• _PROVIDED TEXT_:

* START *

Graduate tax: the devil’s in the detail

A graduate tax can be the fair, progressive and sustainable answer to HE funding. Let’s hope Vince m

While it is correct to say that the jury is still out on whether what Vince Cable means by a graduate tax will be progressive, it is clear to us at the National Union of Students (NUS) that it can, without question, be a very progressive way of funding higher education, and one that has some significant differences from the current tuition fee model.

The principle behind any graduate tax is simple -- you should be able to decide to study what you want to study, where you want to study it, without worrying about the different costs involved. You should then be able to choose to work, where you want to work, without worrying about having to pay back debts as quickly as possible. If you are subsequently able to contribute more towards your education, it is fair that you do so, while those that are not able to should not.

Under the present system, almost all students pay back the same "sticker price" (currently £3,225 a year), whereas a graduate tax would tax a percentage of their income. The system thus leaves a graduate who chooses to use their degree to become a careworker or a primary school teacher paying the same as someone who goes on to take a top job in the City.

Indeed, the current model actually leaves those who go in to more poorly paid jobs taking longer than others to repay their debts, thereby accruing interest on their debt over a longer period, and so paying more for earning less. This is fundamentally regressive -- as Vince Cable puts it, the current fixed sum acts as a higher education poll tax.

* END *

• _PROBLEMS TO WORK ON_:
a - According to the graduate tax piece, what yearly "sticker price" do almost all students currently pay back?
b - Pick up the graduate tax piece from its last sentence and keep writing it.
The material that comes next is separate from the graduate tax piece.

• _PROVIDED MATERIAL_:
* START *

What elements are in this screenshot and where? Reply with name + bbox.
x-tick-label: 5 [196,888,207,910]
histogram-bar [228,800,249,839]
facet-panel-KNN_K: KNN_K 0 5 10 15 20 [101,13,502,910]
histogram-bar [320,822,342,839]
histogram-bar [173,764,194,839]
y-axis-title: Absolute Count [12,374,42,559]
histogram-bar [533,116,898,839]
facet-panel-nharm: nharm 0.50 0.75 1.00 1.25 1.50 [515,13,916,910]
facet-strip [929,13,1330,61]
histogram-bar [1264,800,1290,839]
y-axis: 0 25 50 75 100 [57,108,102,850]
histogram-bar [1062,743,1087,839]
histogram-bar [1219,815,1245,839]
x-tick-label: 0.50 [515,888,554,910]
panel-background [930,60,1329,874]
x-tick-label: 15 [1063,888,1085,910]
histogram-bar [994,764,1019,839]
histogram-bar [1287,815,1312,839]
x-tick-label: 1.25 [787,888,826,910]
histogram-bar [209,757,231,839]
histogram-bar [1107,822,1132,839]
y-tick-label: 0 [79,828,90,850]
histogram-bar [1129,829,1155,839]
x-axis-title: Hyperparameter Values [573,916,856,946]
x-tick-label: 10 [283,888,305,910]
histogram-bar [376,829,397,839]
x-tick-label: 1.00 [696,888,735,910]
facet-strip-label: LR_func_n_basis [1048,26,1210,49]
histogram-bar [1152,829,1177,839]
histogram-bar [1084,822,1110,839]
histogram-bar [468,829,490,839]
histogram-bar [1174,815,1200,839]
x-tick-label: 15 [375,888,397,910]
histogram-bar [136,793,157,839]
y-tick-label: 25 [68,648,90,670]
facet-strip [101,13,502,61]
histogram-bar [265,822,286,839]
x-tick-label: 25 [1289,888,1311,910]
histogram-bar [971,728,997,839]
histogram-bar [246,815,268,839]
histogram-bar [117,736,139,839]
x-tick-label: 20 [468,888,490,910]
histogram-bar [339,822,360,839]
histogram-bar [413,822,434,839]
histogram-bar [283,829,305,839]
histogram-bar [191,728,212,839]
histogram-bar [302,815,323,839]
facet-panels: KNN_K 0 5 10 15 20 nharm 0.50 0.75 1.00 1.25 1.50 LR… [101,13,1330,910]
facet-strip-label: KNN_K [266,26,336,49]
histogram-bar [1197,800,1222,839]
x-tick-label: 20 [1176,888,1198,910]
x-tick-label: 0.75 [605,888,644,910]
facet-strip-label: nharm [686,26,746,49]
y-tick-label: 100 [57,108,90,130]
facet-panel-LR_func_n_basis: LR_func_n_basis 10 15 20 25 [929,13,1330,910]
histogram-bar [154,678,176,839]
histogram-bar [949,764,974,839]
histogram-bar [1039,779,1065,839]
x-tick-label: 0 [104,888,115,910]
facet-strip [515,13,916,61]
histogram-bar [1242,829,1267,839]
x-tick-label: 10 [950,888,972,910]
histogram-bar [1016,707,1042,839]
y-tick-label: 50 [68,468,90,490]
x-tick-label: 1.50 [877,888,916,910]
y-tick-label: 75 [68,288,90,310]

* END *

• _ANSWERS TO EACH TASK_:
a - £3,225 a year.

b -
A graduate tax need not go on indefinitely; many currently suggest a cut-off point of 20-25 years. Similarly, some people argue for the introduction of a maximum total contribution, beyond which contributions could stop.

We must also not forget that this debate is not about the virtues of a graduate tax over the current system of fees, but about a graduate tax as opposed to a move towards a market in fees -- a market in which certain universities or university courses would cost considerably more than others. This would be a disaster scenario, driving those most worried about debt away from the elite institutions and presitigious course, and introducing dangerous competition into a sector which is entirely unsuitable for marketisation.

What is most important now is ensuring that, having made some positive sounds, Vince Cable now supports the introduction of a genuinely progressive and fair graduate tax model, rather than this simply being a clever rebranding exercise.

Aaron Porter is the president of the National Union of Students. He studied English literature at the University of Leicester and served as a sabbatical officer at the students' union.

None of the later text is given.